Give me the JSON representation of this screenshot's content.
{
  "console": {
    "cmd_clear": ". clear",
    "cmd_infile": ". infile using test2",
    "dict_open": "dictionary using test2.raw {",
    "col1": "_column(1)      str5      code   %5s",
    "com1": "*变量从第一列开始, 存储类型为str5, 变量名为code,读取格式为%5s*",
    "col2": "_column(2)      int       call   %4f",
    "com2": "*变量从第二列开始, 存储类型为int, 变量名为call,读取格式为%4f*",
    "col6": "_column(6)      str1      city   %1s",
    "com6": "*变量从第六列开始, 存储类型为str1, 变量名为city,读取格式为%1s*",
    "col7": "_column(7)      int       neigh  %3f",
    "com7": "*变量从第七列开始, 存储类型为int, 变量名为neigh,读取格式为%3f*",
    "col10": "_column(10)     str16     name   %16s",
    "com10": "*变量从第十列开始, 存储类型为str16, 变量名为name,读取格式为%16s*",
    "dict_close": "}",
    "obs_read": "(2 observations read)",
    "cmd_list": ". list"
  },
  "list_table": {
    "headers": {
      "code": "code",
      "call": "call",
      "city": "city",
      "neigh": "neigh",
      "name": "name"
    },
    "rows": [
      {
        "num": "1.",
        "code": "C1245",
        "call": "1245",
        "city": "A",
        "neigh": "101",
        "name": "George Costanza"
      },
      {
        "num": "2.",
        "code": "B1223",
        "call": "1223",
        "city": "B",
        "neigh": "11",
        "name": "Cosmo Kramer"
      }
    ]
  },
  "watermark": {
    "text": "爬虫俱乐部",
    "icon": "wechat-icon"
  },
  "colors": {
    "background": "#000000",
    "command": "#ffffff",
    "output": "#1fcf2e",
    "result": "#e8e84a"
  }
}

◆ What to work on: Type out the entries again, word for word.

◆ Written reply:
Give me the JSON representation of this screenshot's content.
{
  "console": {
    "cmd_clear": ". clear",
    "cmd_infile": ". infile using test2",
    "dict_open": "dictionary using test2.raw {",
    "col1": "_column(1)      str5      code   %5s",
    "com1": "*变量从第一列开始, 存储类型为str5, 变量名为code,读取格式为%5s*",
    "col2": "_column(2)      int       call   %4f",
    "com2": "*变量从第二列开始, 存储类型为int, 变量名为call,读取格式为%4f*",
    "col6": "_column(6)      str1      city   %1s",
    "com6": "*变量从第六列开始, 存储类型为str1, 变量名为city,读取格式为%1s*",
    "col7": "_column(7)      int       neigh  %3f",
    "com7": "*变量从第七列开始, 存储类型为int, 变量名为neigh,读取格式为%3f*",
    "col10": "_column(10)     str16     name   %16s",
    "com10": "*变量从第十列开始, 存储类型为str16, 变量名为name,读取格式为%16s*",
    "dict_close": "}",
    "obs_read": "(2 observations read)",
    "cmd_list": ". list"
  },
  "list_table": {
    "headers": {
      "code": "code",
      "call": "call",
      "city": "city",
      "neigh": "neigh",
      "name": "name"
    },
    "rows": [
      {
        "num": "1.",
        "code": "C1245",
        "call": "1245",
        "city": "A",
        "neigh": "101",
        "name": "George Costanza"
      },
      {
        "num": "2.",
        "code": "B1223",
        "call": "1223",
        "city": "B",
        "neigh": "11",
        "name": "Cosmo Kramer"
      }
    ]
  },
  "watermark": {
    "text": "爬虫俱乐部",
    "icon": "wechat-icon"
  },
  "colors": {
    "background": "#000000",
    "command": "#ffffff",
    "output": "#1fcf2e",
    "result": "#e8e84a"
  }
}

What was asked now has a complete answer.